## TRECHO DO DOCUMENTO
—————
A 5ª Turma Cível do Tribunal de Justiça do Distrito Federal e dos Territórios (TJDFT) manteve a sentença que determina a recuperação de uma área ambiental degradada localizada na Área de Proteção Ambiental (APA) da Bacia do Rio Descoberto. Por unanimidade, o colegiado negou recurso dos proprietários e herdeiros do imóvel e confirmou a obrigação de elaborar e executar um Plano de Recuperação de Área Degradada (PRAD).
Segundo o processo, a ação civil pública foi proposta pelo Distrito Federal para reparar danos causados pela exploração irregular de areia e cascalho em imóvel situado na região de Alexandre Gusmão, em Taguatinga. Laudos e fiscalizações apontaram que a atividade provocou degradação ambiental, com processos erosivos, supressão de vegetação nativa, deslocamento da fauna e assoreamento do Córrego das Pedras, afluente da Barragem do Descoberto.
Os réus alegaram que não poderiam ser responsabilizados integralmente pelos danos, sustentando que parte das ocupações teria sido feita por terceiros e que a situação estaria consolidada há décadas. Também defenderam a regularização fundiária da área. Ao analisar o caso, o colegiado destacou que a responsabilidade por danos ambientais é objetiva e que as obrigações ambientais acompanham o imóvel, podendo ser exigidas dos atuais proprietários ou possuidores, ainda que não tenham sido os causadores diretos da degradação.
O relator afirmou que não cabe aplicar a chamada teoria do fato consumado em matéria ambiental. Segundo ele, o fato de a ocupação existir há muitos anos não elimina o dever de reparar os danos causados ao meio ambiente. O voto também ressaltou que o direito à moradia, embora fundamental, deve ser compatibilizado com o direito ao meio ambiente ecologicamente equilibrado garantido pela Constituição Federal.
A Turma observou ainda que a decisão não determina a demolição das moradias existentes, mas apenas a adoção de medidas técnicas para a recuperação da área degradada. Os desembargadores concluíram que a regularização fundiária pretendida não pode ocorrer sem a prévia recuperação do passivo ambiental, especialmente porque o imóvel está situado em área protegida onde o parcelamento urbano é proibido. Assim, foi mantida integralmente a sentença que obriga os responsáveis a elaborar e executar o plano de recuperação ambiental.
—————
Dados de análise do layout da página:
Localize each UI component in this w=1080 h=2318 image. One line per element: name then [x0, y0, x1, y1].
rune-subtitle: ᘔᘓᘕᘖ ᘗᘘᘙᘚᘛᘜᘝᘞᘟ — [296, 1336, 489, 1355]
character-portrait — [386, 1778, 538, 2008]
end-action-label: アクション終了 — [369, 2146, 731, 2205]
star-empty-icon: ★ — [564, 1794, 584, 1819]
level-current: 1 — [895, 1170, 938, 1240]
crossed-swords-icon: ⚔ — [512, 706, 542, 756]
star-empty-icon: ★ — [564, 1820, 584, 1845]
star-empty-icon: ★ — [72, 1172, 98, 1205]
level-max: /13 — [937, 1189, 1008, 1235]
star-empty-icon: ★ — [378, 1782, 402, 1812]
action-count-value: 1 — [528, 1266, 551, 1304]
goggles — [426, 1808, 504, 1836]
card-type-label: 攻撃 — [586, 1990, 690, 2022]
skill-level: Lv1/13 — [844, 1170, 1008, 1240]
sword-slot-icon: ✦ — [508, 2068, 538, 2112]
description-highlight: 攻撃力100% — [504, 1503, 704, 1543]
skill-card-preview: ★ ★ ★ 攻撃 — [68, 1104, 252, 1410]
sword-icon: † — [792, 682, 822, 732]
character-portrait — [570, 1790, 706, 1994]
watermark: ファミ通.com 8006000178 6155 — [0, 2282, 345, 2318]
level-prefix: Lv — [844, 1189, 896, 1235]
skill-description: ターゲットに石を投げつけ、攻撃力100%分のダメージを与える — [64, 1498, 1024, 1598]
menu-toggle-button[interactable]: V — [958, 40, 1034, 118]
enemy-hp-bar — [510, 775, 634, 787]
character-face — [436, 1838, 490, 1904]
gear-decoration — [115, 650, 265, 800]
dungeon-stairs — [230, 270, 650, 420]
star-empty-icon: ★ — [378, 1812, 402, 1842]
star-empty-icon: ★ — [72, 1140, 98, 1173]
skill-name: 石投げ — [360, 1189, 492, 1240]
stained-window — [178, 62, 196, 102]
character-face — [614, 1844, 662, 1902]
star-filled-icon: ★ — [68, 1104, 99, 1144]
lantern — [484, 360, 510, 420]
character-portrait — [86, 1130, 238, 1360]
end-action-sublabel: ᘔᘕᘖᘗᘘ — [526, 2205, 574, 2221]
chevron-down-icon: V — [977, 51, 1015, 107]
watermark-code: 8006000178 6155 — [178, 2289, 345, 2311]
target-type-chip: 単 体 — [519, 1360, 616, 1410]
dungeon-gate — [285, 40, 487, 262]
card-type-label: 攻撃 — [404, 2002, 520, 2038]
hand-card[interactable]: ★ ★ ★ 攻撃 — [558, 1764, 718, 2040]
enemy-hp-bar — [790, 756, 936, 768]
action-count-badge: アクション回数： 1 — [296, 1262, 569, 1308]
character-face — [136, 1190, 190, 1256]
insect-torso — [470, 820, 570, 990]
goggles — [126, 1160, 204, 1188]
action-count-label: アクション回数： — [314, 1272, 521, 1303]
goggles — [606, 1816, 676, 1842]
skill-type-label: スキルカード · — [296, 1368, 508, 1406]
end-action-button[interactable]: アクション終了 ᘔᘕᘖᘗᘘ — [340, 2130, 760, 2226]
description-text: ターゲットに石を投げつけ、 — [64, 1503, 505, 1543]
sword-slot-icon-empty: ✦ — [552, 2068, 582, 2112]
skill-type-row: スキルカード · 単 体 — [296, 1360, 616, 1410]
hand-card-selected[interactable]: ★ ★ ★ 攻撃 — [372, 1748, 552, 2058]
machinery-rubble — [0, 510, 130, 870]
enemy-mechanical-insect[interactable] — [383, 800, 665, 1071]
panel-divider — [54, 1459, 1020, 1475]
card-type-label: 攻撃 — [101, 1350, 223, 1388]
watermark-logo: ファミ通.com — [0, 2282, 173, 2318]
—————
## TAREFAS A REALIZAR
1 - Traduza para o inglês esta frase do texto sobre a decisão do TJDFT: "O relator afirmou que não cabe aplicar a chamada teoria do fato consumado em matéria ambiental."
2 - Segundo o texto sobre a decisão do TJDFT, qual curso d'água sofreu assoreamento por causa da exploração irregular de areia e cascalho?
3 - Reescreva em forma de lista o parágrafo do texto sobre a decisão do TJDFT que começa com "A Turma observou ainda", mantendo os fatos principais.
O material não precisa ser consultado.

## RESPOSTAS DOS EXERCÍCIOS
1 - The rapporteur stated that the so-called fait accompli theory does not apply in environmental matters.

2 - O Córrego das Pedras, afluente da Barragem do Descoberto.

3 -
- A decisão não determina a demolição das moradias existentes, apenas a adoção de medidas técnicas para recuperar a área degradada.
- A regularização fundiária pretendida não pode ocorrer sem a prévia recuperação do passivo ambiental.
- O imóvel fica em área protegida onde o parcelamento urbano é proibido.
- Foi mantida integralmente a sentença que obriga os responsáveis a elaborar e executar o plano de recuperação ambiental.